→ Goal of the exercise: Your copy of the material must match it exactly, except that pictures are dropped.

Dataset entries
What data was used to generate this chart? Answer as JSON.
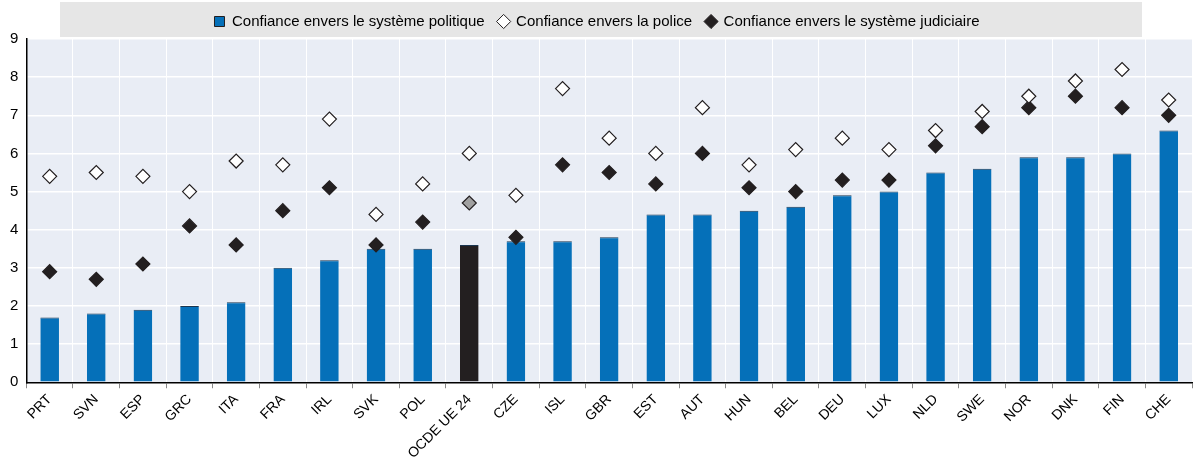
{
  "chart_data": {
    "type": "bar",
    "categories": [
      "PRT",
      "SVN",
      "ESP",
      "GRC",
      "ITA",
      "FRA",
      "IRL",
      "SVK",
      "POL",
      "OCDE UE 24",
      "CZE",
      "ISL",
      "GBR",
      "EST",
      "AUT",
      "HUN",
      "BEL",
      "DEU",
      "LUX",
      "NLD",
      "SWE",
      "NOR",
      "DNK",
      "FIN",
      "CHE"
    ],
    "series": [
      {
        "name": "Confiance envers le système politique",
        "color": "#0570b9",
        "colors": [
          "#0570b9",
          "#0570b9",
          "#0570b9",
          "#0570b9",
          "#0570b9",
          "#0570b9",
          "#0570b9",
          "#0570b9",
          "#0570b9",
          "#231f20",
          "#0570b9",
          "#0570b9",
          "#0570b9",
          "#0570b9",
          "#0570b9",
          "#0570b9",
          "#0570b9",
          "#0570b9",
          "#0570b9",
          "#0570b9",
          "#0570b9",
          "#0570b9",
          "#0570b9",
          "#0570b9",
          "#0570b9"
        ],
        "values": [
          1.7,
          1.8,
          1.9,
          2.0,
          2.1,
          3.0,
          3.2,
          3.5,
          3.5,
          3.6,
          3.7,
          3.7,
          3.8,
          4.4,
          4.4,
          4.5,
          4.6,
          4.9,
          5.0,
          5.5,
          5.6,
          5.9,
          5.9,
          6.0,
          6.6
        ]
      },
      {
        "name": "Confiance envers la police",
        "type": "scatter",
        "color": "#ffffff",
        "x": [
          "PRT",
          "SVN",
          "ESP",
          "GRC",
          "ITA",
          "FRA",
          "IRL",
          "SVK",
          "POL",
          "OCDE UE 24",
          "CZE",
          "ISL",
          "GBR",
          "EST",
          "AUT",
          "HUN",
          "BEL",
          "DEU",
          "LUX",
          "NLD",
          "SWE",
          "NOR",
          "DNK",
          "FIN",
          "CHE"
        ],
        "values": [
          5.4,
          5.5,
          5.4,
          5.0,
          5.8,
          5.7,
          6.9,
          4.4,
          5.2,
          6.0,
          4.9,
          7.7,
          6.4,
          6.0,
          7.2,
          5.7,
          6.1,
          6.4,
          6.1,
          6.6,
          7.1,
          7.5,
          7.9,
          8.2,
          7.4
        ]
      },
      {
        "name": "Confiance envers le système judiciaire",
        "type": "scatter",
        "color": "#231f20",
        "colors": [
          "#231f20",
          "#231f20",
          "#231f20",
          "#231f20",
          "#231f20",
          "#231f20",
          "#231f20",
          "#231f20",
          "#231f20",
          "#a0a0a0",
          "#231f20",
          "#231f20",
          "#231f20",
          "#231f20",
          "#231f20",
          "#231f20",
          "#231f20",
          "#231f20",
          "#231f20",
          "#231f20",
          "#231f20",
          "#231f20",
          "#231f20",
          "#231f20",
          "#231f20"
        ],
        "x": [
          "PRT",
          "SVN",
          "ESP",
          "GRC",
          "ITA",
          "FRA",
          "IRL",
          "SVK",
          "POL",
          "OCDE UE 24",
          "CZE",
          "ISL",
          "GBR",
          "EST",
          "AUT",
          "HUN",
          "BEL",
          "DEU",
          "LUX",
          "NLD",
          "SWE",
          "NOR",
          "DNK",
          "FIN",
          "CHE"
        ],
        "values": [
          2.9,
          2.7,
          3.1,
          4.1,
          3.6,
          4.5,
          5.1,
          3.6,
          4.2,
          4.7,
          3.8,
          5.7,
          5.5,
          5.2,
          6.0,
          5.1,
          5.0,
          5.3,
          5.3,
          6.2,
          6.7,
          7.2,
          7.5,
          7.2,
          7.0
        ]
      }
    ],
    "ylim": [
      0,
      9
    ],
    "yticks": [
      0,
      1,
      2,
      3,
      4,
      5,
      6,
      7,
      8,
      9
    ],
    "grid": true,
    "legend": "top",
    "marker": "diamond"
  }
}
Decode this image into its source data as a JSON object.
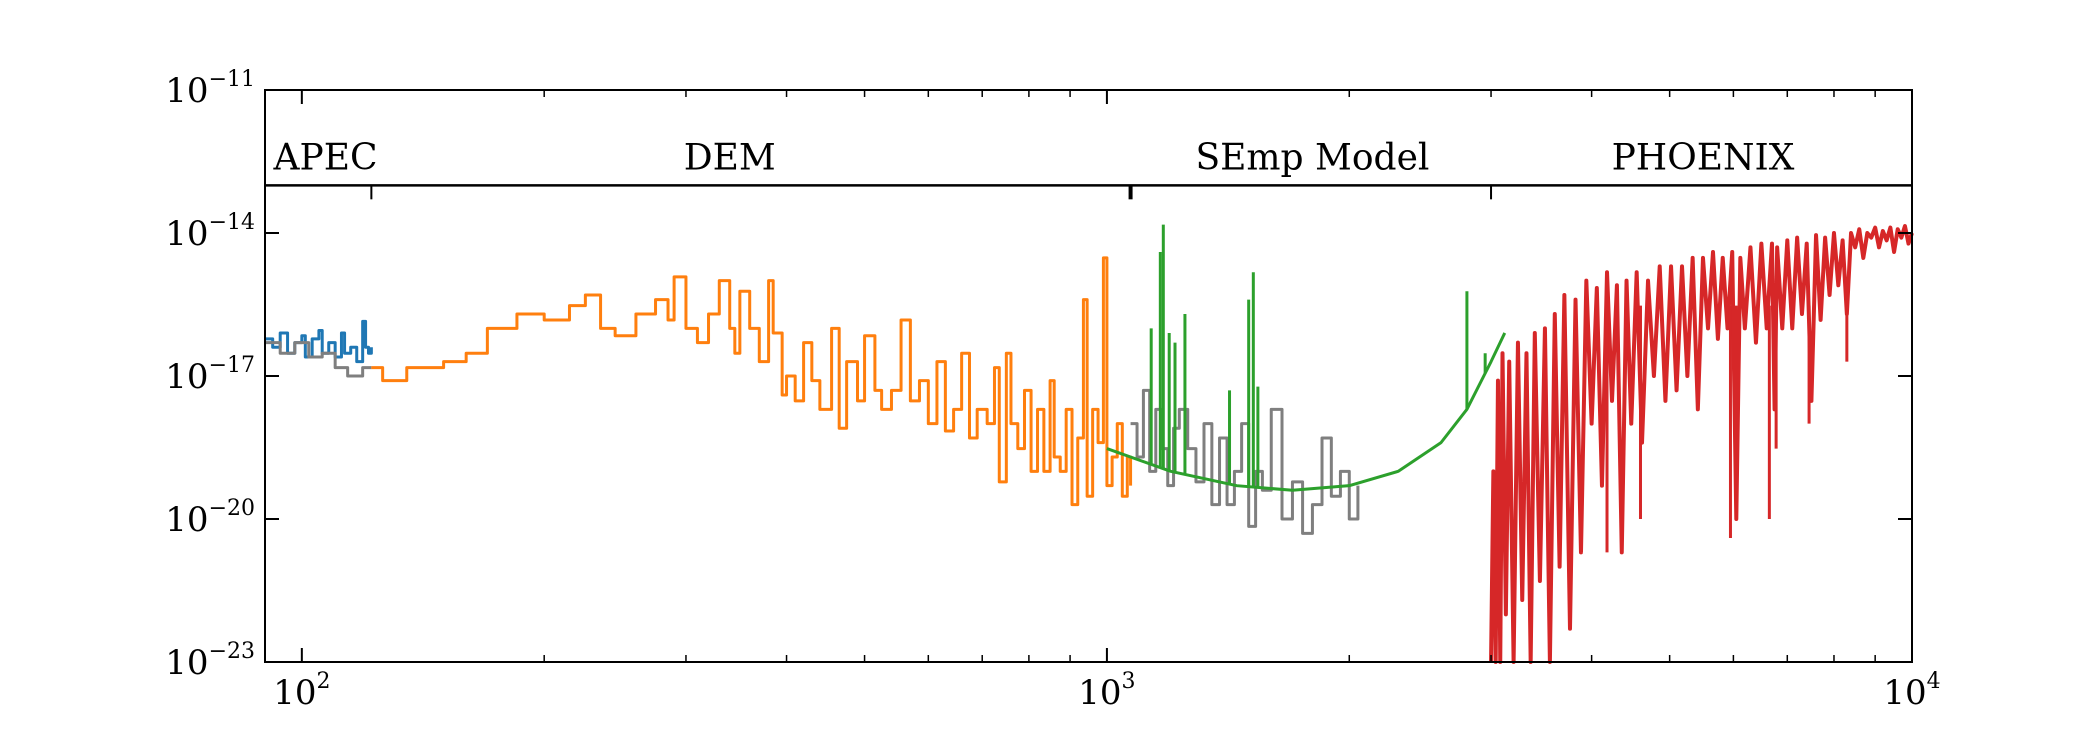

→ Result of this exercise:
What data was used to generate this chart? Answer as JSON.
{
  "chart_data": {
    "type": "bar",
    "categories": [
      "PRT",
      "SVN",
      "ESP",
      "GRC",
      "ITA",
      "FRA",
      "IRL",
      "SVK",
      "POL",
      "OCDE UE 24",
      "CZE",
      "ISL",
      "GBR",
      "EST",
      "AUT",
      "HUN",
      "BEL",
      "DEU",
      "LUX",
      "NLD",
      "SWE",
      "NOR",
      "DNK",
      "FIN",
      "CHE"
    ],
    "series": [
      {
        "name": "Confiance envers le système politique",
        "color": "#0570b9",
        "colors": [
          "#0570b9",
          "#0570b9",
          "#0570b9",
          "#0570b9",
          "#0570b9",
          "#0570b9",
          "#0570b9",
          "#0570b9",
          "#0570b9",
          "#231f20",
          "#0570b9",
          "#0570b9",
          "#0570b9",
          "#0570b9",
          "#0570b9",
          "#0570b9",
          "#0570b9",
          "#0570b9",
          "#0570b9",
          "#0570b9",
          "#0570b9",
          "#0570b9",
          "#0570b9",
          "#0570b9",
          "#0570b9"
        ],
        "values": [
          1.7,
          1.8,
          1.9,
          2.0,
          2.1,
          3.0,
          3.2,
          3.5,
          3.5,
          3.6,
          3.7,
          3.7,
          3.8,
          4.4,
          4.4,
          4.5,
          4.6,
          4.9,
          5.0,
          5.5,
          5.6,
          5.9,
          5.9,
          6.0,
          6.6
        ]
      },
      {
        "name": "Confiance envers la police",
        "type": "scatter",
        "color": "#ffffff",
        "x": [
          "PRT",
          "SVN",
          "ESP",
          "GRC",
          "ITA",
          "FRA",
          "IRL",
          "SVK",
          "POL",
          "OCDE UE 24",
          "CZE",
          "ISL",
          "GBR",
          "EST",
          "AUT",
          "HUN",
          "BEL",
          "DEU",
          "LUX",
          "NLD",
          "SWE",
          "NOR",
          "DNK",
          "FIN",
          "CHE"
        ],
        "values": [
          5.4,
          5.5,
          5.4,
          5.0,
          5.8,
          5.7,
          6.9,
          4.4,
          5.2,
          6.0,
          4.9,
          7.7,
          6.4,
          6.0,
          7.2,
          5.7,
          6.1,
          6.4,
          6.1,
          6.6,
          7.1,
          7.5,
          7.9,
          8.2,
          7.4
        ]
      },
      {
        "name": "Confiance envers le système judiciaire",
        "type": "scatter",
        "color": "#231f20",
        "colors": [
          "#231f20",
          "#231f20",
          "#231f20",
          "#231f20",
          "#231f20",
          "#231f20",
          "#231f20",
          "#231f20",
          "#231f20",
          "#a0a0a0",
          "#231f20",
          "#231f20",
          "#231f20",
          "#231f20",
          "#231f20",
          "#231f20",
          "#231f20",
          "#231f20",
          "#231f20",
          "#231f20",
          "#231f20",
          "#231f20",
          "#231f20",
          "#231f20",
          "#231f20"
        ],
        "x": [
          "PRT",
          "SVN",
          "ESP",
          "GRC",
          "ITA",
          "FRA",
          "IRL",
          "SVK",
          "POL",
          "OCDE UE 24",
          "CZE",
          "ISL",
          "GBR",
          "EST",
          "AUT",
          "HUN",
          "BEL",
          "DEU",
          "LUX",
          "NLD",
          "SWE",
          "NOR",
          "DNK",
          "FIN",
          "CHE"
        ],
        "values": [
          2.9,
          2.7,
          3.1,
          4.1,
          3.6,
          4.5,
          5.1,
          3.6,
          4.2,
          4.7,
          3.8,
          5.7,
          5.5,
          5.2,
          6.0,
          5.1,
          5.0,
          5.3,
          5.3,
          6.2,
          6.7,
          7.2,
          7.5,
          7.2,
          7.0
        ]
      }
    ],
    "ylim": [
      0,
      9
    ],
    "yticks": [
      0,
      1,
      2,
      3,
      4,
      5,
      6,
      7,
      8,
      9
    ],
    "grid": true,
    "legend": "top",
    "marker": "diamond"
  }
}
Decode this image into its source data as a JSON object.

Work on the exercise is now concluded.